PROBLEM TO WORK ON: Using the listing below, report all lines holding the word "this".

MATERIAL FOR THE TASK:
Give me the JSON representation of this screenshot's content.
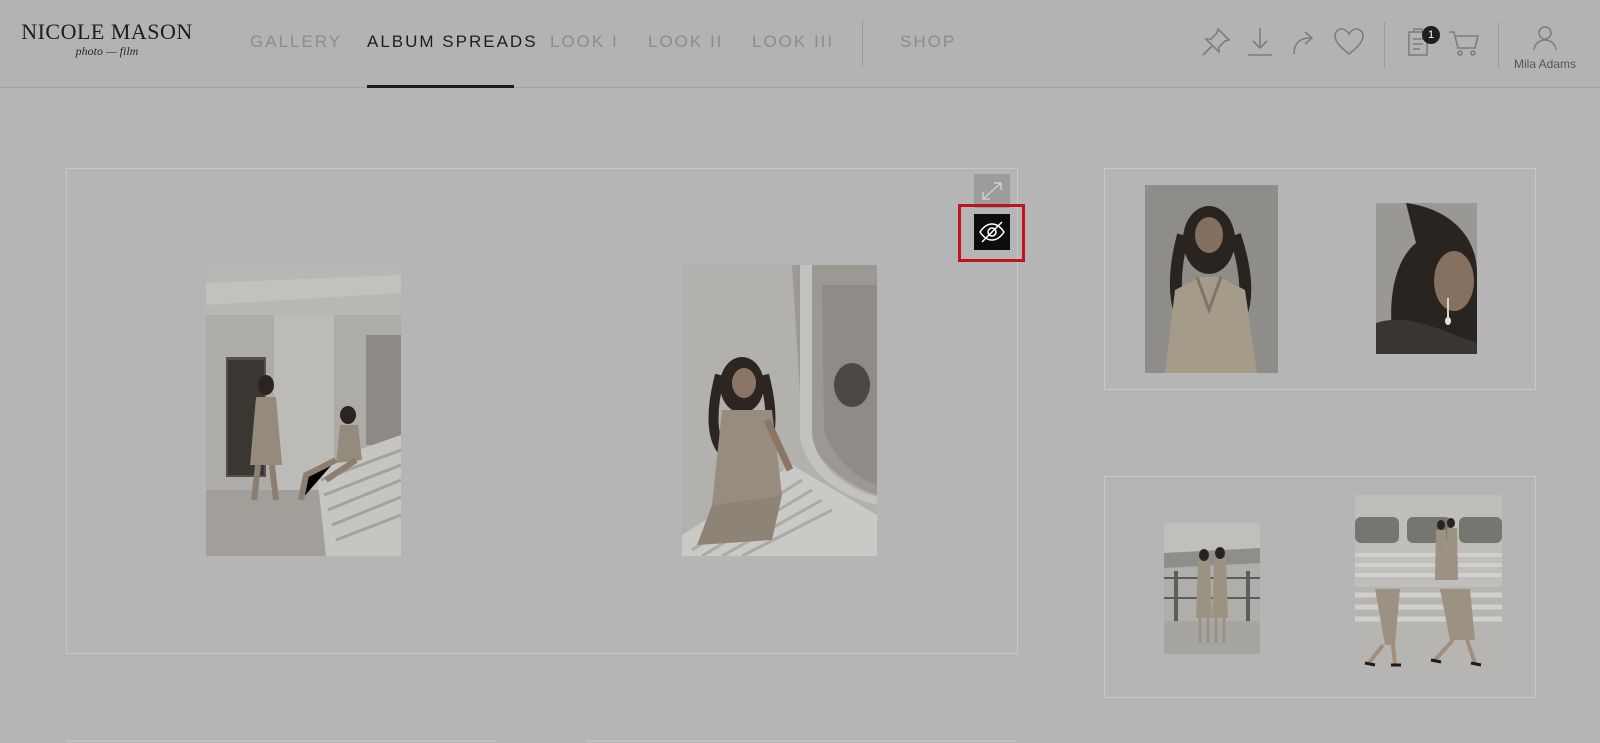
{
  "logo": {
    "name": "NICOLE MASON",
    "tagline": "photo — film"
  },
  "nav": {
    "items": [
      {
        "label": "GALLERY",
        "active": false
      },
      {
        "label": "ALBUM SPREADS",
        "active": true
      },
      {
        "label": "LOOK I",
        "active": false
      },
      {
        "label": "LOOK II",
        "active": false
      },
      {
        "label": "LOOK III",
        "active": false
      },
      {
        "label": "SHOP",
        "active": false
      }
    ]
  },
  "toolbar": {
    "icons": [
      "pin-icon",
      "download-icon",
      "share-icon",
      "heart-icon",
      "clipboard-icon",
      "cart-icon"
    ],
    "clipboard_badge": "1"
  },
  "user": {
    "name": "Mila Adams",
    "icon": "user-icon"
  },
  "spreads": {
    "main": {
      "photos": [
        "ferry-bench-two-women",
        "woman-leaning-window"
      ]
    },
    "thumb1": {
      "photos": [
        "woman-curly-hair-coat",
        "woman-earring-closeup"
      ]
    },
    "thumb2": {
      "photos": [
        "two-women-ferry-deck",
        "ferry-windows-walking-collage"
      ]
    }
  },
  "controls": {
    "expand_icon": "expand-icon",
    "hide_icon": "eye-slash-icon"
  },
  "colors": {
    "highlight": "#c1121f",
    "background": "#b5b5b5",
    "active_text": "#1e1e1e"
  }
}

==

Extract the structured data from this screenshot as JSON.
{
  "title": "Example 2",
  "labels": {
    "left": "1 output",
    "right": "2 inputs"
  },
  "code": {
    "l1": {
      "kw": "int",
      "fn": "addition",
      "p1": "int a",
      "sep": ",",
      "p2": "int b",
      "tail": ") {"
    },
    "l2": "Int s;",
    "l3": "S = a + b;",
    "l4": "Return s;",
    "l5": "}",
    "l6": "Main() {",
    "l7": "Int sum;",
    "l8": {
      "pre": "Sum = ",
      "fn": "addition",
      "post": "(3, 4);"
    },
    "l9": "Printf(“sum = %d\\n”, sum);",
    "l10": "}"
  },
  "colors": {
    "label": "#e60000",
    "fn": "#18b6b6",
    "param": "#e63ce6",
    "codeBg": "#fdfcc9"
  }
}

RESULT OF THE TASK:
Give me the JSON representation of this screenshot's content.
Extract the structured data from this screenshot as JSON.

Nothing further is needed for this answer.